>> begin AVAILABLE RECORDS

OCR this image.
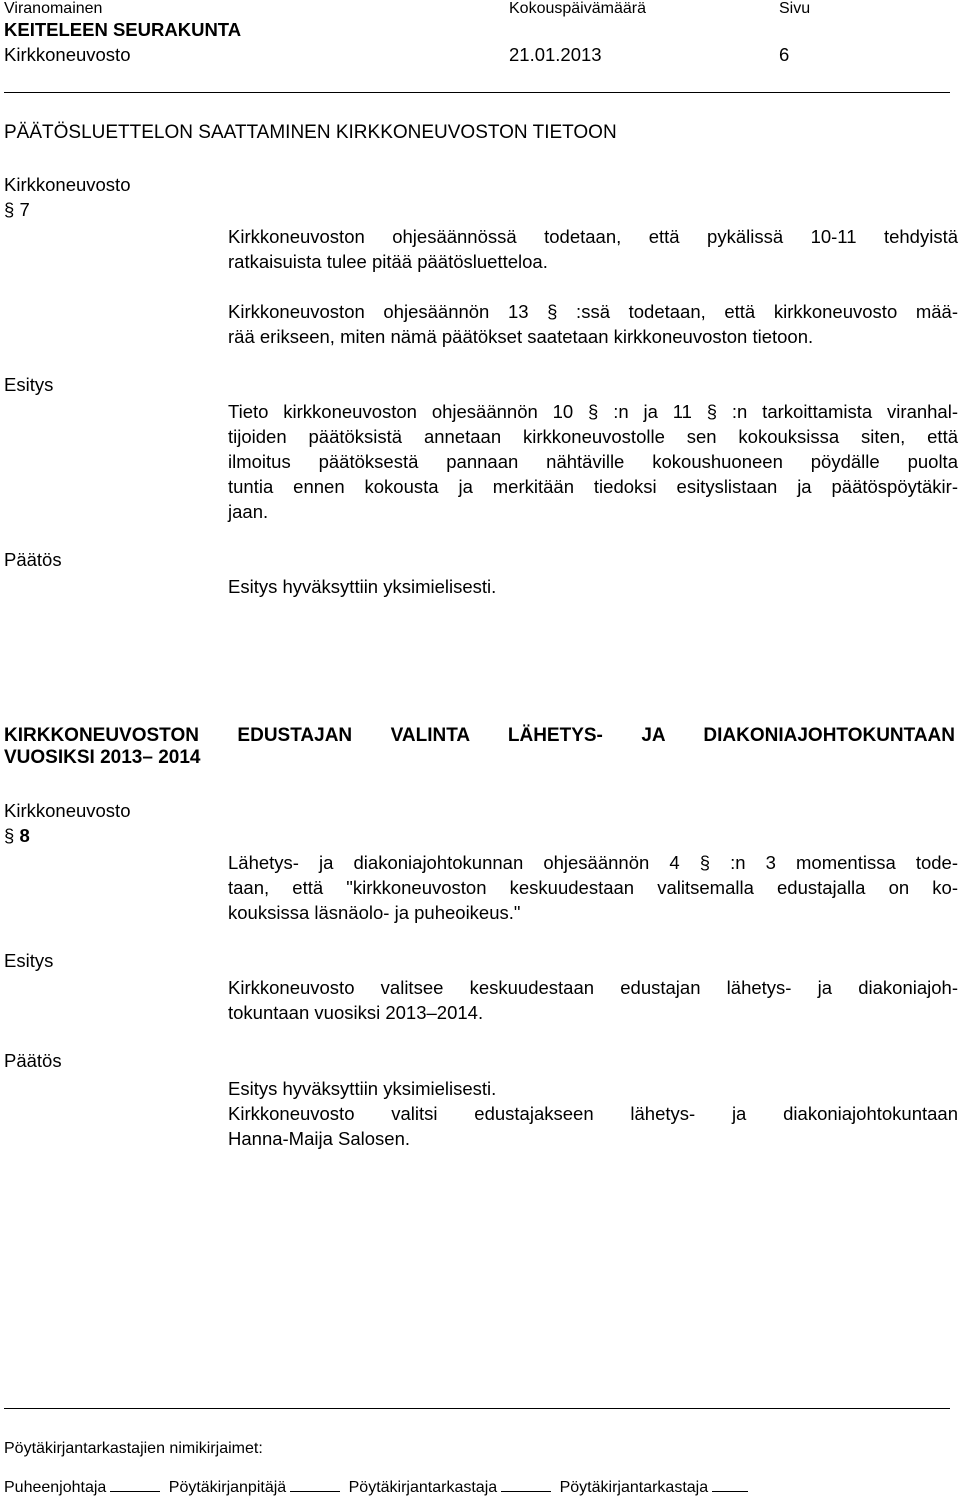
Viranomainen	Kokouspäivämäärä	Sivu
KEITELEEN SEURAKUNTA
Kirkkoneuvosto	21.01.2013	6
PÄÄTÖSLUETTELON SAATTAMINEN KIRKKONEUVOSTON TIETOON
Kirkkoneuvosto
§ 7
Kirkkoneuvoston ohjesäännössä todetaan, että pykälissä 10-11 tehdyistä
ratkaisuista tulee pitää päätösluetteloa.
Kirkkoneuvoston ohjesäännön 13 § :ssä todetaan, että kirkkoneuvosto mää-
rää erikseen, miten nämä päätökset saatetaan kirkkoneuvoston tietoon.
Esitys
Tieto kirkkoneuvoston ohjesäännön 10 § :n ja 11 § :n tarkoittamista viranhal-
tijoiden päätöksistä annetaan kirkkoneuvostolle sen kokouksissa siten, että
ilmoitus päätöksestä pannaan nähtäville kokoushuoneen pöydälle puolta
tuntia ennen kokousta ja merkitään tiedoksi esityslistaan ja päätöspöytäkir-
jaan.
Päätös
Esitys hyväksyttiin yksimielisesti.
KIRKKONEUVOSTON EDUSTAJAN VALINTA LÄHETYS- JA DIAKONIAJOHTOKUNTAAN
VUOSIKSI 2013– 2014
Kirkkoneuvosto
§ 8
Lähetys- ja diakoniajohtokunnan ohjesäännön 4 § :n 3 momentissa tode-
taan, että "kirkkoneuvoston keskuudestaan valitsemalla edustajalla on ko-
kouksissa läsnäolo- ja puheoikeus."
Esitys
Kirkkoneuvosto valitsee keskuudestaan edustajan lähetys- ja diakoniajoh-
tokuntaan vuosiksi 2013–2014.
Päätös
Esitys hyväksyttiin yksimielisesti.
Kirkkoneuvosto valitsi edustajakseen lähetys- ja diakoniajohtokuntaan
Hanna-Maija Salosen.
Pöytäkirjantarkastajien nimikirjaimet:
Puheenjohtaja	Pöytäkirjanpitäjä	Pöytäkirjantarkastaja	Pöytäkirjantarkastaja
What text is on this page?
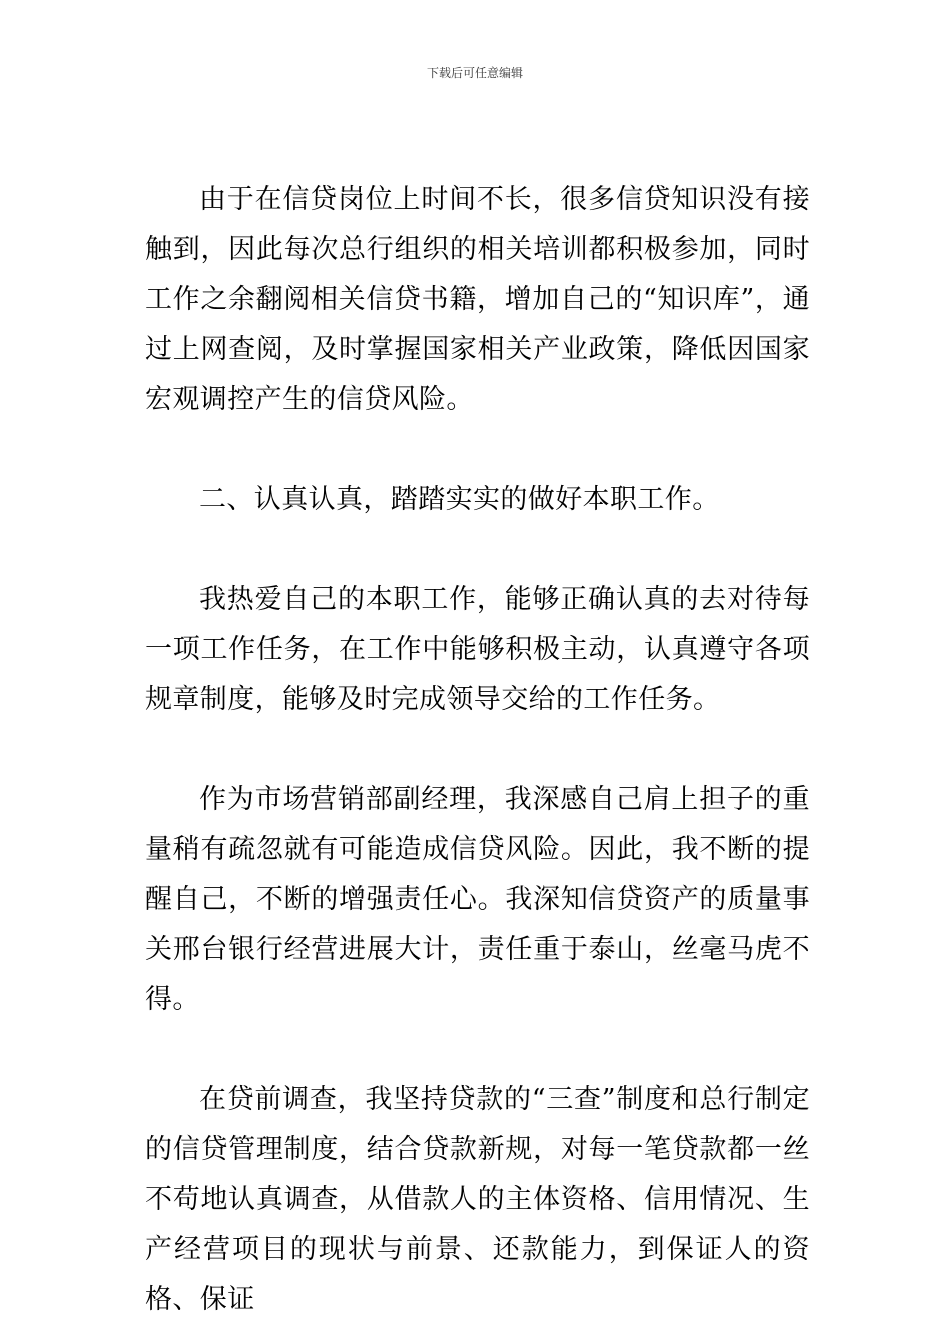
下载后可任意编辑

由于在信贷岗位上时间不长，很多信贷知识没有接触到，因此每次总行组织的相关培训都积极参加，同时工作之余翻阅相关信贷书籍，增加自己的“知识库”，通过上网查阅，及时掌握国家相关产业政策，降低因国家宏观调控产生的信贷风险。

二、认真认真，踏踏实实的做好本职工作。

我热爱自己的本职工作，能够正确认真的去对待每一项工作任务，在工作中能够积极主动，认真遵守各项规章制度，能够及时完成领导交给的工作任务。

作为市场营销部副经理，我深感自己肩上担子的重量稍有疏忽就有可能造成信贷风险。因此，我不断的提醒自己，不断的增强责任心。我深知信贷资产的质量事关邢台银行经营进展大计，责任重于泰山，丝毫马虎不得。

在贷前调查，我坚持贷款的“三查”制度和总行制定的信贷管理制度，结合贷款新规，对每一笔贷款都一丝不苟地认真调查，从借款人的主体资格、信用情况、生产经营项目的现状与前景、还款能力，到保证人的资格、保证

>> end AVAILABLE RECORDS

* WHAT IS ASKED *
Identify and copy all lines with the word "todetaan".

* SOLUTION TO THE PROBLEM *
Kirkkoneuvoston ohjesäännössä todetaan, että pykälissä 10-11 tehdyistä
Kirkkoneuvoston ohjesäännön 13 § :ssä todetaan, että kirkkoneuvosto mää-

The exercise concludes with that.